Stated exercise: Write out the whole listing again, exactly.

Data extract:
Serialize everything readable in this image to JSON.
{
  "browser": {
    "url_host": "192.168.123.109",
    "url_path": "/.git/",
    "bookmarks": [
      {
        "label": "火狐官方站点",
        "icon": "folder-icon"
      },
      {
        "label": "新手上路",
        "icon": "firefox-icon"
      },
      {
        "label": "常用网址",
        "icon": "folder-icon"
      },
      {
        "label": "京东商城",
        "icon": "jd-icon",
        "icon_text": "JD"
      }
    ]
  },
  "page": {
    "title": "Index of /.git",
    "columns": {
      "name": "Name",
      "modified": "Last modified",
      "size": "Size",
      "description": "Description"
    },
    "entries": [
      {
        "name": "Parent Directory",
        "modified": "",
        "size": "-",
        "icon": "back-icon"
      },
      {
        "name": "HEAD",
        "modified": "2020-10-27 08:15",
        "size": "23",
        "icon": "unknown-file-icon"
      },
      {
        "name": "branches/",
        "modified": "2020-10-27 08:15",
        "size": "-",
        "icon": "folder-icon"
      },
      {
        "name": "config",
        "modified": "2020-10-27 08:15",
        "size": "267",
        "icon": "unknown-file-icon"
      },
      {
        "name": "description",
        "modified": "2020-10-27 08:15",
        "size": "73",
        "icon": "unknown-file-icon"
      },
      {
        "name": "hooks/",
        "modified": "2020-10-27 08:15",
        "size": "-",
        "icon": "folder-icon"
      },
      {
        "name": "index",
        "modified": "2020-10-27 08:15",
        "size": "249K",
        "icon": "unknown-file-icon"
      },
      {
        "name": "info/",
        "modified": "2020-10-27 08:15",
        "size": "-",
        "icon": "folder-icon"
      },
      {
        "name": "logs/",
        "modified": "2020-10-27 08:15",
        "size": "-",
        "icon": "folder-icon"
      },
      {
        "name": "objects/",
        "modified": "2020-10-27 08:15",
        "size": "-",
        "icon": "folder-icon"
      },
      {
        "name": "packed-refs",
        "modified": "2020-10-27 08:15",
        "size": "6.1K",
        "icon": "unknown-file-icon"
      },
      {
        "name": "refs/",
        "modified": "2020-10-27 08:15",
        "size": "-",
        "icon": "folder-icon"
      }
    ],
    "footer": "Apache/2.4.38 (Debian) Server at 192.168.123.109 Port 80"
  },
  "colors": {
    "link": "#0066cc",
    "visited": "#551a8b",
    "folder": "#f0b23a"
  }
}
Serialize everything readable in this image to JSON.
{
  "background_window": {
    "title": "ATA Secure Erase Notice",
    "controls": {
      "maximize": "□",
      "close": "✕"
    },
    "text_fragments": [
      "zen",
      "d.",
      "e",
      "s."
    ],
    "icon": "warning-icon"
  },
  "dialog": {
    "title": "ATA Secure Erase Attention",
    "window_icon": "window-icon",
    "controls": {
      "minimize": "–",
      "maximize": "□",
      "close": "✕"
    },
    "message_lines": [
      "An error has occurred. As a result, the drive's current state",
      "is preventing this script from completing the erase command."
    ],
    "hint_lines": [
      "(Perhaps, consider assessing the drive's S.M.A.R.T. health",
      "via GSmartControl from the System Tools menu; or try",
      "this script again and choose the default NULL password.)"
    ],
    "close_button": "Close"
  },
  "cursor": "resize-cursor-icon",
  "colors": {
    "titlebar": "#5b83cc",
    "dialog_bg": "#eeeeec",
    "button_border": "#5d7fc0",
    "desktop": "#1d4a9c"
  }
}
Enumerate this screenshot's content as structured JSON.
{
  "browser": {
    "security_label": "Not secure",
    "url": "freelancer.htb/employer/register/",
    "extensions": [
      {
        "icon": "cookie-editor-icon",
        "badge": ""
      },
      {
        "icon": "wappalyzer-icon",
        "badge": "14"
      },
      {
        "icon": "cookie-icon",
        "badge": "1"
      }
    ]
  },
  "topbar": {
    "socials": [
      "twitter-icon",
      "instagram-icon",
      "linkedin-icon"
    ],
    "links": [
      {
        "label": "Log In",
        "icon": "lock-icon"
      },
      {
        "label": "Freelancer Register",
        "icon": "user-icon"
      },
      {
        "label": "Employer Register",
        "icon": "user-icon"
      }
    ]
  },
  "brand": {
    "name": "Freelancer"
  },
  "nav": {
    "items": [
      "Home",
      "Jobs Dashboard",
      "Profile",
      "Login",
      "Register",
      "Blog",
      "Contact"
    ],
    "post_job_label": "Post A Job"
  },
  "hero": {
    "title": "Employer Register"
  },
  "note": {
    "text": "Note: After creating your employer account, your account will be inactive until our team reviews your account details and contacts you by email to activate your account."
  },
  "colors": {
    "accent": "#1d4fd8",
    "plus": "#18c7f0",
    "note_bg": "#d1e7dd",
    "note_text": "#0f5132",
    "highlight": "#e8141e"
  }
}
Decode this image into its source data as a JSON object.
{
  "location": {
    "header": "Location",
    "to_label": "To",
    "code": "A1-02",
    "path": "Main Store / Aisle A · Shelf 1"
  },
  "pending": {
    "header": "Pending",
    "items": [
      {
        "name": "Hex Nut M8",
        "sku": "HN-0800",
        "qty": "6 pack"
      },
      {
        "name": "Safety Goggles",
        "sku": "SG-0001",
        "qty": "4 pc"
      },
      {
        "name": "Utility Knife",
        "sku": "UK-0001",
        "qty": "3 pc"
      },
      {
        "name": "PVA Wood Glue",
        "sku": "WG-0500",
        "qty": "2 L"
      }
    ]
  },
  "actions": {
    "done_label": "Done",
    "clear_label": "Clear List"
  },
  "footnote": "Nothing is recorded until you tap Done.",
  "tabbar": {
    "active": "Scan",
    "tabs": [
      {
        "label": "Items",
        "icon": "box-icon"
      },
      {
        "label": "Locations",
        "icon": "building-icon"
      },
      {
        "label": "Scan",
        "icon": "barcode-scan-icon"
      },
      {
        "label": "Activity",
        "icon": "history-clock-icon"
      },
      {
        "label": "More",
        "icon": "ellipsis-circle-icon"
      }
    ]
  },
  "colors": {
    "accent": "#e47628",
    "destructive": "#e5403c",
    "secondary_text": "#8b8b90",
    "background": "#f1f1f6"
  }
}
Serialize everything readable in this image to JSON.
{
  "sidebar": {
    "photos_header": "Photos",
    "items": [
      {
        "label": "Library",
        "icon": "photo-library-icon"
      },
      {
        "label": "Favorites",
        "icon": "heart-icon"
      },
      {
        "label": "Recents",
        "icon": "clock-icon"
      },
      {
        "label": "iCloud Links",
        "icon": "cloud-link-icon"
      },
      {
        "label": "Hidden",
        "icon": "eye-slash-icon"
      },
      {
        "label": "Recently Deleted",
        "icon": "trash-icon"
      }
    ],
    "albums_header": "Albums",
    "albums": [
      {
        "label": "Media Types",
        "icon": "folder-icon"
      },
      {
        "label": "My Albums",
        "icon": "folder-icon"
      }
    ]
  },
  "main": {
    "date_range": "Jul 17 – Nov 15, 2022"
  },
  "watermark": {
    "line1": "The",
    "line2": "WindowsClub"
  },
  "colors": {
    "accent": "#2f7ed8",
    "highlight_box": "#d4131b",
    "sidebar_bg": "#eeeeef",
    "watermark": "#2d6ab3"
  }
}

Worked solution:
Serialize everything readable in this image to JSON.
{
  "browser": {
    "url_host": "192.168.123.109",
    "url_path": "/.git/",
    "bookmarks": [
      {
        "label": "火狐官方站点",
        "icon": "folder-icon"
      },
      {
        "label": "新手上路",
        "icon": "firefox-icon"
      },
      {
        "label": "常用网址",
        "icon": "folder-icon"
      },
      {
        "label": "京东商城",
        "icon": "jd-icon",
        "icon_text": "JD"
      }
    ]
  },
  "page": {
    "title": "Index of /.git",
    "columns": {
      "name": "Name",
      "modified": "Last modified",
      "size": "Size",
      "description": "Description"
    },
    "entries": [
      {
        "name": "Parent Directory",
        "modified": "",
        "size": "-",
        "icon": "back-icon"
      },
      {
        "name": "HEAD",
        "modified": "2020-10-27 08:15",
        "size": "23",
        "icon": "unknown-file-icon"
      },
      {
        "name": "branches/",
        "modified": "2020-10-27 08:15",
        "size": "-",
        "icon": "folder-icon"
      },
      {
        "name": "config",
        "modified": "2020-10-27 08:15",
        "size": "267",
        "icon": "unknown-file-icon"
      },
      {
        "name": "description",
        "modified": "2020-10-27 08:15",
        "size": "73",
        "icon": "unknown-file-icon"
      },
      {
        "name": "hooks/",
        "modified": "2020-10-27 08:15",
        "size": "-",
        "icon": "folder-icon"
      },
      {
        "name": "index",
        "modified": "2020-10-27 08:15",
        "size": "249K",
        "icon": "unknown-file-icon"
      },
      {
        "name": "info/",
        "modified": "2020-10-27 08:15",
        "size": "-",
        "icon": "folder-icon"
      },
      {
        "name": "logs/",
        "modified": "2020-10-27 08:15",
        "size": "-",
        "icon": "folder-icon"
      },
      {
        "name": "objects/",
        "modified": "2020-10-27 08:15",
        "size": "-",
        "icon": "folder-icon"
      },
      {
        "name": "packed-refs",
        "modified": "2020-10-27 08:15",
        "size": "6.1K",
        "icon": "unknown-file-icon"
      },
      {
        "name": "refs/",
        "modified": "2020-10-27 08:15",
        "size": "-",
        "icon": "folder-icon"
      }
    ],
    "footer": "Apache/2.4.38 (Debian) Server at 192.168.123.109 Port 80"
  },
  "colors": {
    "link": "#0066cc",
    "visited": "#551a8b",
    "folder": "#f0b23a"
  }
}
Serialize everything readable in this image to JSON.
{
  "background_window": {
    "title": "ATA Secure Erase Notice",
    "controls": {
      "maximize": "□",
      "close": "✕"
    },
    "text_fragments": [
      "zen",
      "d.",
      "e",
      "s."
    ],
    "icon": "warning-icon"
  },
  "dialog": {
    "title": "ATA Secure Erase Attention",
    "window_icon": "window-icon",
    "controls": {
      "minimize": "–",
      "maximize": "□",
      "close": "✕"
    },
    "message_lines": [
      "An error has occurred. As a result, the drive's current state",
      "is preventing this script from completing the erase command."
    ],
    "hint_lines": [
      "(Perhaps, consider assessing the drive's S.M.A.R.T. health",
      "via GSmartControl from the System Tools menu; or try",
      "this script again and choose the default NULL password.)"
    ],
    "close_button": "Close"
  },
  "cursor": "resize-cursor-icon",
  "colors": {
    "titlebar": "#5b83cc",
    "dialog_bg": "#eeeeec",
    "button_border": "#5d7fc0",
    "desktop": "#1d4a9c"
  }
}
Enumerate this screenshot's content as structured JSON.
{
  "browser": {
    "security_label": "Not secure",
    "url": "freelancer.htb/employer/register/",
    "extensions": [
      {
        "icon": "cookie-editor-icon",
        "badge": ""
      },
      {
        "icon": "wappalyzer-icon",
        "badge": "14"
      },
      {
        "icon": "cookie-icon",
        "badge": "1"
      }
    ]
  },
  "topbar": {
    "socials": [
      "twitter-icon",
      "instagram-icon",
      "linkedin-icon"
    ],
    "links": [
      {
        "label": "Log In",
        "icon": "lock-icon"
      },
      {
        "label": "Freelancer Register",
        "icon": "user-icon"
      },
      {
        "label": "Employer Register",
        "icon": "user-icon"
      }
    ]
  },
  "brand": {
    "name": "Freelancer"
  },
  "nav": {
    "items": [
      "Home",
      "Jobs Dashboard",
      "Profile",
      "Login",
      "Register",
      "Blog",
      "Contact"
    ],
    "post_job_label": "Post A Job"
  },
  "hero": {
    "title": "Employer Register"
  },
  "note": {
    "text": "Note: After creating your employer account, your account will be inactive until our team reviews your account details and contacts you by email to activate your account."
  },
  "colors": {
    "accent": "#1d4fd8",
    "plus": "#18c7f0",
    "note_bg": "#d1e7dd",
    "note_text": "#0f5132",
    "highlight": "#e8141e"
  }
}
Decode this image into its source data as a JSON object.
{
  "location": {
    "header": "Location",
    "to_label": "To",
    "code": "A1-02",
    "path": "Main Store / Aisle A · Shelf 1"
  },
  "pending": {
    "header": "Pending",
    "items": [
      {
        "name": "Hex Nut M8",
        "sku": "HN-0800",
        "qty": "6 pack"
      },
      {
        "name": "Safety Goggles",
        "sku": "SG-0001",
        "qty": "4 pc"
      },
      {
        "name": "Utility Knife",
        "sku": "UK-0001",
        "qty": "3 pc"
      },
      {
        "name": "PVA Wood Glue",
        "sku": "WG-0500",
        "qty": "2 L"
      }
    ]
  },
  "actions": {
    "done_label": "Done",
    "clear_label": "Clear List"
  },
  "footnote": "Nothing is recorded until you tap Done.",
  "tabbar": {
    "active": "Scan",
    "tabs": [
      {
        "label": "Items",
        "icon": "box-icon"
      },
      {
        "label": "Locations",
        "icon": "building-icon"
      },
      {
        "label": "Scan",
        "icon": "barcode-scan-icon"
      },
      {
        "label": "Activity",
        "icon": "history-clock-icon"
      },
      {
        "label": "More",
        "icon": "ellipsis-circle-icon"
      }
    ]
  },
  "colors": {
    "accent": "#e47628",
    "destructive": "#e5403c",
    "secondary_text": "#8b8b90",
    "background": "#f1f1f6"
  }
}
Serialize everything readable in this image to JSON.
{
  "sidebar": {
    "photos_header": "Photos",
    "items": [
      {
        "label": "Library",
        "icon": "photo-library-icon"
      },
      {
        "label": "Favorites",
        "icon": "heart-icon"
      },
      {
        "label": "Recents",
        "icon": "clock-icon"
      },
      {
        "label": "iCloud Links",
        "icon": "cloud-link-icon"
      },
      {
        "label": "Hidden",
        "icon": "eye-slash-icon"
      },
      {
        "label": "Recently Deleted",
        "icon": "trash-icon"
      }
    ],
    "albums_header": "Albums",
    "albums": [
      {
        "label": "Media Types",
        "icon": "folder-icon"
      },
      {
        "label": "My Albums",
        "icon": "folder-icon"
      }
    ]
  },
  "main": {
    "date_range": "Jul 17 – Nov 15, 2022"
  },
  "watermark": {
    "line1": "The",
    "line2": "WindowsClub"
  },
  "colors": {
    "accent": "#2f7ed8",
    "highlight_box": "#d4131b",
    "sidebar_bg": "#eeeeef",
    "watermark": "#2d6ab3"
  }
}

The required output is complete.